__What to work on__
Gather every line from the entries below that includes "other".

--- start Supplied data ---

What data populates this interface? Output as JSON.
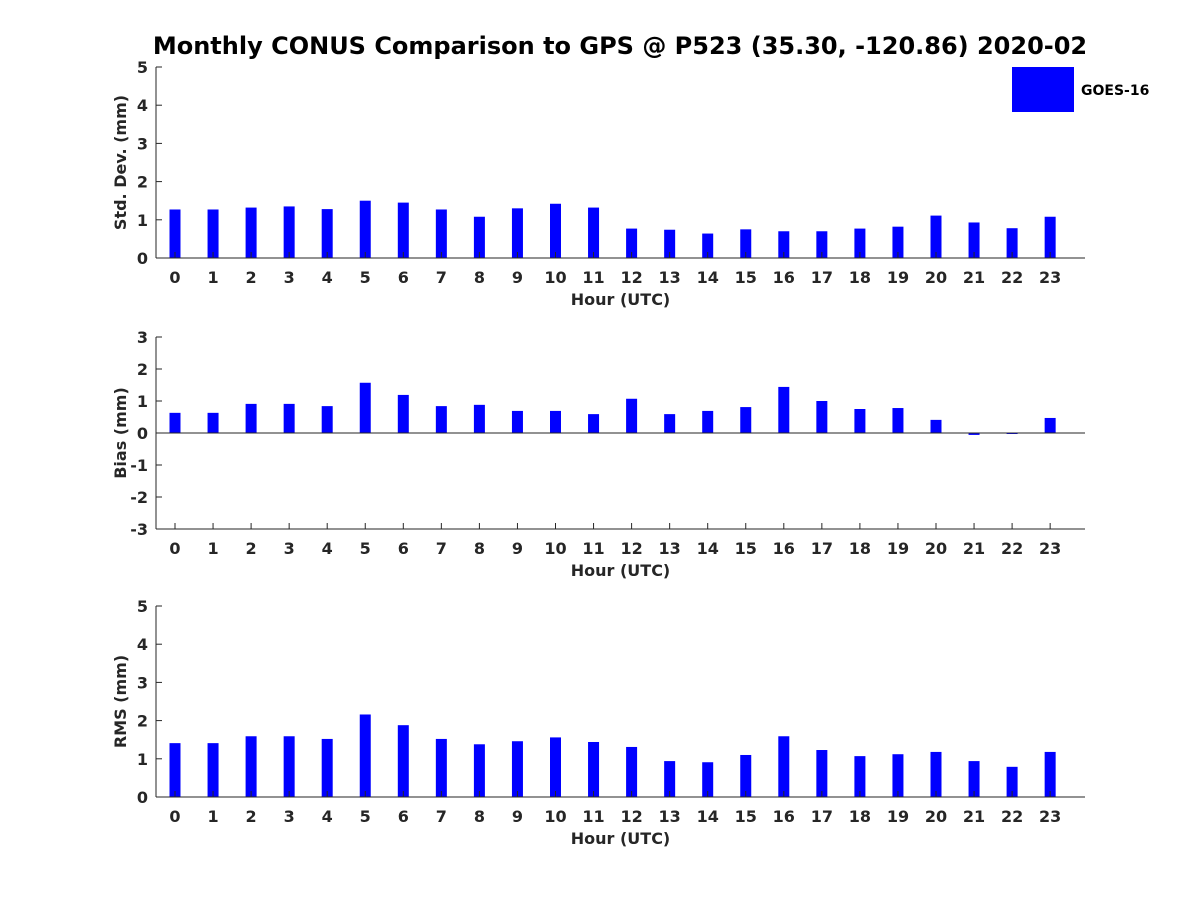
{
  "title": "Monthly CONUS Comparison to GPS @ P523 (35.30, -120.86) 2020-02",
  "legend": {
    "label": "GOES-16",
    "color": "#0000ff",
    "placement": "top-right"
  },
  "chart_data": [
    {
      "type": "bar",
      "xlabel": "Hour (UTC)",
      "ylabel": "Std. Dev. (mm)",
      "ylim": [
        0,
        5
      ],
      "yticks": [
        0,
        1,
        2,
        3,
        4,
        5
      ],
      "categories": [
        "0",
        "1",
        "2",
        "3",
        "4",
        "5",
        "6",
        "7",
        "8",
        "9",
        "10",
        "11",
        "12",
        "13",
        "14",
        "15",
        "16",
        "17",
        "18",
        "19",
        "20",
        "21",
        "22",
        "23"
      ],
      "series": [
        {
          "name": "GOES-16",
          "values": [
            1.27,
            1.27,
            1.32,
            1.35,
            1.28,
            1.5,
            1.45,
            1.27,
            1.08,
            1.3,
            1.42,
            1.32,
            0.77,
            0.74,
            0.64,
            0.75,
            0.7,
            0.7,
            0.77,
            0.82,
            1.11,
            0.93,
            0.78,
            1.08
          ]
        }
      ]
    },
    {
      "type": "bar",
      "xlabel": "Hour (UTC)",
      "ylabel": "Bias (mm)",
      "ylim": [
        -3,
        3
      ],
      "yticks": [
        -3,
        -2,
        -1,
        0,
        1,
        2,
        3
      ],
      "categories": [
        "0",
        "1",
        "2",
        "3",
        "4",
        "5",
        "6",
        "7",
        "8",
        "9",
        "10",
        "11",
        "12",
        "13",
        "14",
        "15",
        "16",
        "17",
        "18",
        "19",
        "20",
        "21",
        "22",
        "23"
      ],
      "series": [
        {
          "name": "GOES-16",
          "values": [
            0.63,
            0.63,
            0.91,
            0.91,
            0.84,
            1.57,
            1.19,
            0.84,
            0.88,
            0.69,
            0.69,
            0.59,
            1.07,
            0.59,
            0.69,
            0.81,
            1.44,
            1.0,
            0.75,
            0.78,
            0.41,
            -0.06,
            -0.01,
            0.47
          ]
        }
      ]
    },
    {
      "type": "bar",
      "xlabel": "Hour (UTC)",
      "ylabel": "RMS (mm)",
      "ylim": [
        0,
        5
      ],
      "yticks": [
        0,
        1,
        2,
        3,
        4,
        5
      ],
      "categories": [
        "0",
        "1",
        "2",
        "3",
        "4",
        "5",
        "6",
        "7",
        "8",
        "9",
        "10",
        "11",
        "12",
        "13",
        "14",
        "15",
        "16",
        "17",
        "18",
        "19",
        "20",
        "21",
        "22",
        "23"
      ],
      "series": [
        {
          "name": "GOES-16",
          "values": [
            1.41,
            1.41,
            1.59,
            1.59,
            1.52,
            2.16,
            1.88,
            1.52,
            1.38,
            1.46,
            1.56,
            1.44,
            1.31,
            0.94,
            0.91,
            1.1,
            1.59,
            1.23,
            1.07,
            1.12,
            1.18,
            0.94,
            0.79,
            1.18
          ]
        }
      ]
    }
  ]
}
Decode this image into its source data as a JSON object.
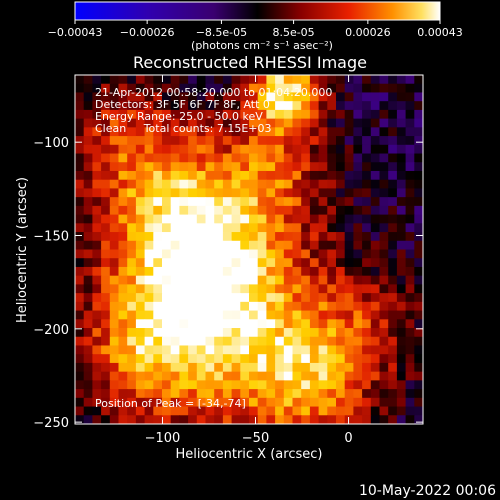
{
  "colorbar": {
    "tick_labels": [
      "-0.00043",
      "-0.00026",
      "-8.5e-05",
      "8.5e-05",
      "0.00026",
      "0.00043"
    ],
    "unit_label": "(photons cm⁻² s⁻¹ asec⁻²)",
    "range": [
      -0.00043,
      0.00043
    ]
  },
  "chart_data": {
    "type": "heatmap",
    "title": "Reconstructed RHESSI Image",
    "xlabel": "Heliocentric X (arcsec)",
    "ylabel": "Heliocentric Y (arcsec)",
    "xlim": [
      -147,
      40
    ],
    "ylim": [
      -251,
      -64
    ],
    "xticks": [
      -100,
      -50,
      0
    ],
    "xtick_labels": [
      "−100",
      "−50",
      "0"
    ],
    "yticks": [
      -100,
      -150,
      -200,
      -250
    ],
    "ytick_labels": [
      "−100",
      "−150",
      "−200",
      "−250"
    ],
    "annotations": [
      "21-Apr-2012 00:58:20.000 to 01:04:20.000",
      "Detectors: 3F 5F 6F 7F 8F, Att 0",
      "Energy Range: 25.0 - 50.0 keV",
      "Clean     Total counts: 7.15E+03"
    ],
    "peak_label": "Position of Peak = [-34,-74]",
    "peak": [
      -34,
      -74
    ],
    "colormap": [
      "#0000ff",
      "#3000b0",
      "#3c0078",
      "#000000",
      "#800000",
      "#e02000",
      "#ff8000",
      "#ffd000",
      "#ffffff"
    ]
  },
  "footer": {
    "timestamp": "10-May-2022 00:06"
  }
}
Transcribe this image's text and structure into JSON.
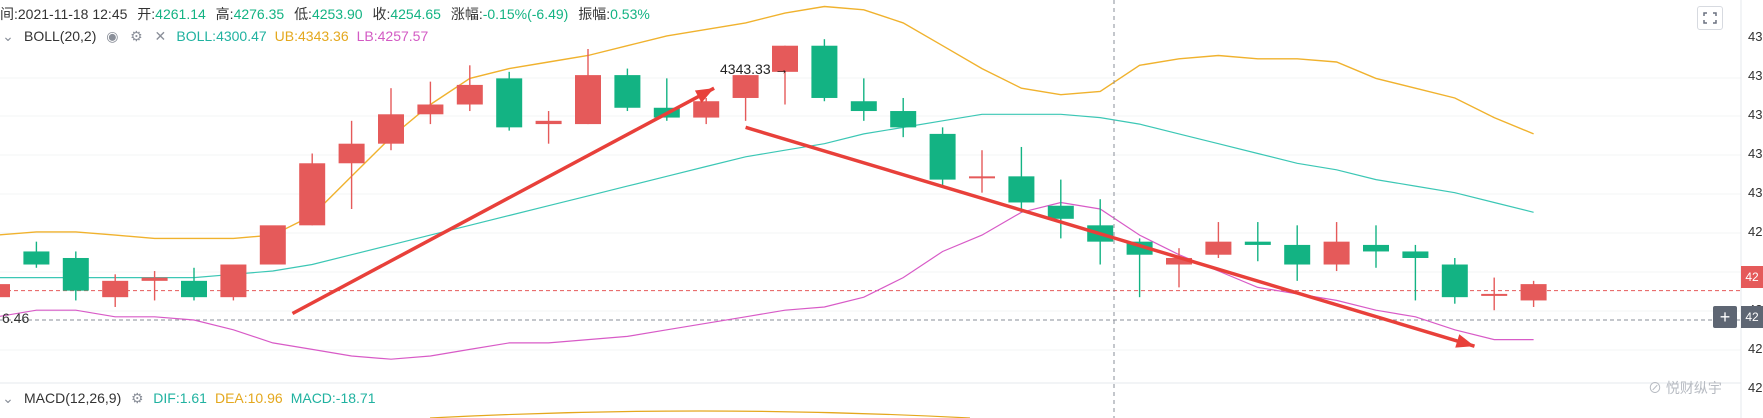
{
  "header": {
    "time_label": "间:2021-11-18 12:45",
    "open_label": "开:",
    "open": "4261.14",
    "high_label": "高:",
    "high": "4276.35",
    "low_label": "低:",
    "low": "4253.90",
    "close_label": "收:",
    "close": "4254.65",
    "chg_label": "涨幅:",
    "chg": "-0.15%(-6.49)",
    "amp_label": "振幅:",
    "amp": "0.53%"
  },
  "boll": {
    "name": "BOLL(20,2)",
    "mid_label": "BOLL:4300.47",
    "ub_label": "UB:4343.36",
    "lb_label": "LB:4257.57"
  },
  "macd": {
    "name": "MACD(12,26,9)",
    "dif_label": "DIF:1.61",
    "dea_label": "DEA:10.96",
    "macd_label": "MACD:-18.71"
  },
  "peak_label": "4343.33 →",
  "left_price_label": "6.46",
  "right_axis": {
    "tick_labels": [
      "43",
      "43",
      "43",
      "43",
      "43",
      "42",
      "42",
      "42",
      "42",
      "42"
    ],
    "current_tag": "42",
    "hover_tag": "42",
    "plus": "+"
  },
  "watermark": "⊘ 悦财纵宇",
  "colors": {
    "up": "#13b383",
    "down": "#e55a5a",
    "ub": "#f0b22e",
    "mid": "#3cc7b5",
    "lb": "#d85bc7",
    "arrow": "#e8403a"
  },
  "chart_data": {
    "type": "candlestick",
    "interval": "15min",
    "ylim": [
      4229,
      4357
    ],
    "candles": [
      {
        "o": 4266,
        "h": 4272,
        "l": 4263,
        "c": 4270
      },
      {
        "o": 4280,
        "h": 4283,
        "l": 4275,
        "c": 4276
      },
      {
        "o": 4278,
        "h": 4280,
        "l": 4265,
        "c": 4268
      },
      {
        "o": 4266,
        "h": 4273,
        "l": 4263,
        "c": 4271
      },
      {
        "o": 4271,
        "h": 4274,
        "l": 4265,
        "c": 4272
      },
      {
        "o": 4271,
        "h": 4275,
        "l": 4265,
        "c": 4266
      },
      {
        "o": 4266,
        "h": 4276,
        "l": 4265,
        "c": 4276
      },
      {
        "o": 4276,
        "h": 4287,
        "l": 4276,
        "c": 4288
      },
      {
        "o": 4288,
        "h": 4310,
        "l": 4288,
        "c": 4307
      },
      {
        "o": 4307,
        "h": 4320,
        "l": 4293,
        "c": 4313
      },
      {
        "o": 4313,
        "h": 4330,
        "l": 4311,
        "c": 4322
      },
      {
        "o": 4322,
        "h": 4332,
        "l": 4319,
        "c": 4325
      },
      {
        "o": 4325,
        "h": 4337,
        "l": 4323,
        "c": 4331
      },
      {
        "o": 4333,
        "h": 4335,
        "l": 4317,
        "c": 4318
      },
      {
        "o": 4319,
        "h": 4323,
        "l": 4313,
        "c": 4320
      },
      {
        "o": 4319,
        "h": 4342,
        "l": 4319,
        "c": 4334
      },
      {
        "o": 4334,
        "h": 4336,
        "l": 4323,
        "c": 4324
      },
      {
        "o": 4324,
        "h": 4333,
        "l": 4320,
        "c": 4321
      },
      {
        "o": 4321,
        "h": 4327,
        "l": 4319,
        "c": 4326
      },
      {
        "o": 4327,
        "h": 4334,
        "l": 4320,
        "c": 4334
      },
      {
        "o": 4335,
        "h": 4343,
        "l": 4325,
        "c": 4343
      },
      {
        "o": 4343,
        "h": 4345,
        "l": 4326,
        "c": 4327
      },
      {
        "o": 4326,
        "h": 4333,
        "l": 4320,
        "c": 4323
      },
      {
        "o": 4323,
        "h": 4327,
        "l": 4315,
        "c": 4318
      },
      {
        "o": 4316,
        "h": 4318,
        "l": 4300,
        "c": 4302
      },
      {
        "o": 4303,
        "h": 4311,
        "l": 4298,
        "c": 4303
      },
      {
        "o": 4303,
        "h": 4312,
        "l": 4292,
        "c": 4295
      },
      {
        "o": 4294,
        "h": 4302,
        "l": 4284,
        "c": 4290
      },
      {
        "o": 4288,
        "h": 4296,
        "l": 4276,
        "c": 4283
      },
      {
        "o": 4283,
        "h": 4284,
        "l": 4266,
        "c": 4279
      },
      {
        "o": 4276,
        "h": 4281,
        "l": 4269,
        "c": 4278
      },
      {
        "o": 4279,
        "h": 4289,
        "l": 4278,
        "c": 4283
      },
      {
        "o": 4283,
        "h": 4289,
        "l": 4277,
        "c": 4282
      },
      {
        "o": 4282,
        "h": 4288,
        "l": 4271,
        "c": 4276
      },
      {
        "o": 4276,
        "h": 4289,
        "l": 4274,
        "c": 4283
      },
      {
        "o": 4282,
        "h": 4288,
        "l": 4275,
        "c": 4280
      },
      {
        "o": 4280,
        "h": 4282,
        "l": 4265,
        "c": 4278
      },
      {
        "o": 4276,
        "h": 4278,
        "l": 4264,
        "c": 4266
      },
      {
        "o": 4267,
        "h": 4272,
        "l": 4262,
        "c": 4267
      },
      {
        "o": 4265,
        "h": 4271,
        "l": 4263,
        "c": 4270
      }
    ],
    "ub": [
      4285,
      4286,
      4286,
      4285,
      4284,
      4284,
      4284,
      4285,
      4291,
      4303,
      4315,
      4325,
      4333,
      4336,
      4338,
      4340,
      4343,
      4346,
      4348,
      4350,
      4353,
      4355,
      4354,
      4350,
      4343,
      4336,
      4330,
      4328,
      4329,
      4337,
      4339,
      4340,
      4339,
      4339,
      4338,
      4333,
      4330,
      4327,
      4321,
      4316
    ],
    "mid": [
      4272,
      4272,
      4272,
      4272,
      4272,
      4272,
      4273,
      4274,
      4276,
      4279,
      4282,
      4285,
      4288,
      4291,
      4294,
      4297,
      4300,
      4303,
      4306,
      4309,
      4311,
      4313,
      4316,
      4318,
      4320,
      4322,
      4322,
      4322,
      4321,
      4319,
      4316,
      4313,
      4310,
      4307,
      4305,
      4302,
      4300,
      4298,
      4295,
      4292
    ],
    "lb": [
      4260,
      4262,
      4262,
      4260,
      4260,
      4259,
      4256,
      4252,
      4250,
      4248,
      4247,
      4248,
      4250,
      4252,
      4252,
      4253,
      4254,
      4256,
      4258,
      4260,
      4262,
      4263,
      4266,
      4272,
      4280,
      4285,
      4292,
      4295,
      4293,
      4285,
      4279,
      4274,
      4269,
      4267,
      4265,
      4262,
      4260,
      4256,
      4253,
      4253
    ],
    "reference_lines": [
      {
        "style": "dashed",
        "color": "#e55a5a",
        "y": 4268
      },
      {
        "style": "dashed",
        "color": "#8a8f99",
        "y": 4259
      }
    ],
    "arrows": [
      {
        "from": [
          7.5,
          4261
        ],
        "to": [
          18.2,
          4330
        ],
        "color": "#e8403a"
      },
      {
        "from": [
          19.0,
          4318
        ],
        "to": [
          37.5,
          4251
        ],
        "color": "#e8403a"
      }
    ]
  }
}
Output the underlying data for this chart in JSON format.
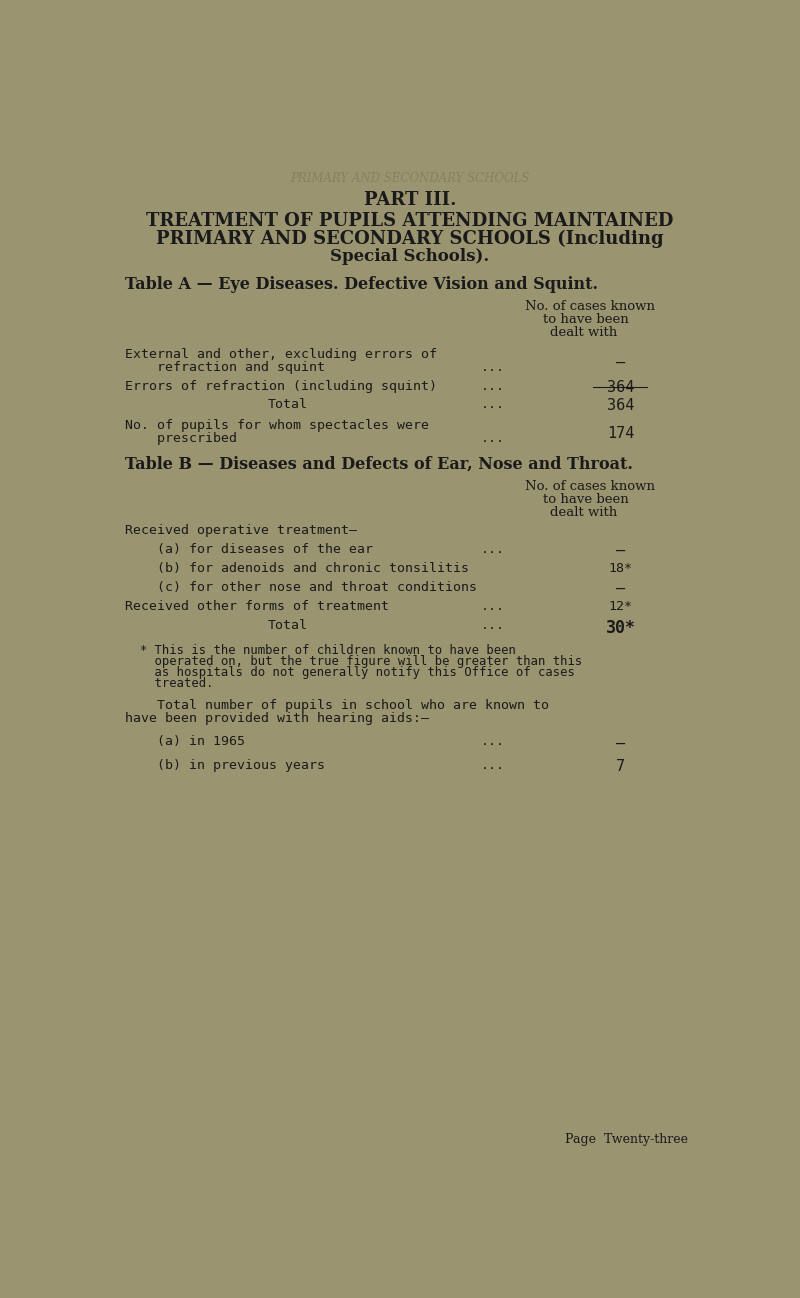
{
  "bg_color": "#9a9470",
  "text_color": "#1a1a1a",
  "page_width": 8.0,
  "page_height": 12.98,
  "watermark_text": "PRIMARY AND SECONDARY SCHOOLS",
  "part_title": "PART III.",
  "main_title_line1": "TREATMENT OF PUPILS ATTENDING MAINTAINED",
  "main_title_line2": "PRIMARY AND SECONDARY SCHOOLS (Including",
  "main_title_line3": "Special Schools).",
  "table_a_heading": "Table A — Eye Diseases. Defective Vision and Squint.",
  "col_header_line1": "No. of cases known",
  "col_header_line2": "to have been",
  "col_header_line3": "dealt with",
  "row_a1_line1": "External and other, excluding errors of",
  "row_a1_line2": "    refraction and squint",
  "row_a1_dots": "...",
  "row_a1_value": "—",
  "row_a2_text": "Errors of refraction (including squint)",
  "row_a2_dots": "...",
  "row_a2_value": "364",
  "row_a3_text": "Total",
  "row_a3_dots": "...",
  "row_a3_value": "364",
  "row_a4_line1": "No. of pupils for whom spectacles were",
  "row_a4_line2": "    prescribed",
  "row_a4_dots": "...",
  "row_a4_value": "174",
  "table_b_heading": "Table B — Diseases and Defects of Ear, Nose and Throat.",
  "col_b_header_line1": "No. of cases known",
  "col_b_header_line2": "to have been",
  "col_b_header_line3": "dealt with",
  "row_b0_text": "Received operative treatment—",
  "row_b1_text": "    (a) for diseases of the ear",
  "row_b1_dots": "...",
  "row_b1_value": "—",
  "row_b2_text": "    (b) for adenoids and chronic tonsilitis",
  "row_b2_value": "18*",
  "row_b3_text": "    (c) for other nose and throat conditions",
  "row_b3_value": "—",
  "row_b4_text": "Received other forms of treatment",
  "row_b4_dots": "...",
  "row_b4_value": "12*",
  "row_b5_text": "Total",
  "row_b5_dots": "...",
  "row_b5_value": "30*",
  "footnote_line1": "  * This is the number of children known to have been",
  "footnote_line2": "    operated on, but the true figure will be greater than this",
  "footnote_line3": "    as hospitals do not generally notify this Office of cases",
  "footnote_line4": "    treated.",
  "hearing_intro_line1": "    Total number of pupils in school who are known to",
  "hearing_intro_line2": "have been provided with hearing aids:—",
  "hearing_a_text": "    (a) in 1965",
  "hearing_a_dots": "...",
  "hearing_a_value": "—",
  "hearing_b_text": "    (b) in previous years",
  "hearing_b_dots": "...",
  "hearing_b_value": "7",
  "page_footer": "Page  Twenty-three"
}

--- end Supplied data ---

__Completed exercise__
  "row_a1_line1": "External and other, excluding errors of",
  "row_b3_text": "    (c) for other nose and throat conditions",
  "row_b4_text": "Received other forms of treatment",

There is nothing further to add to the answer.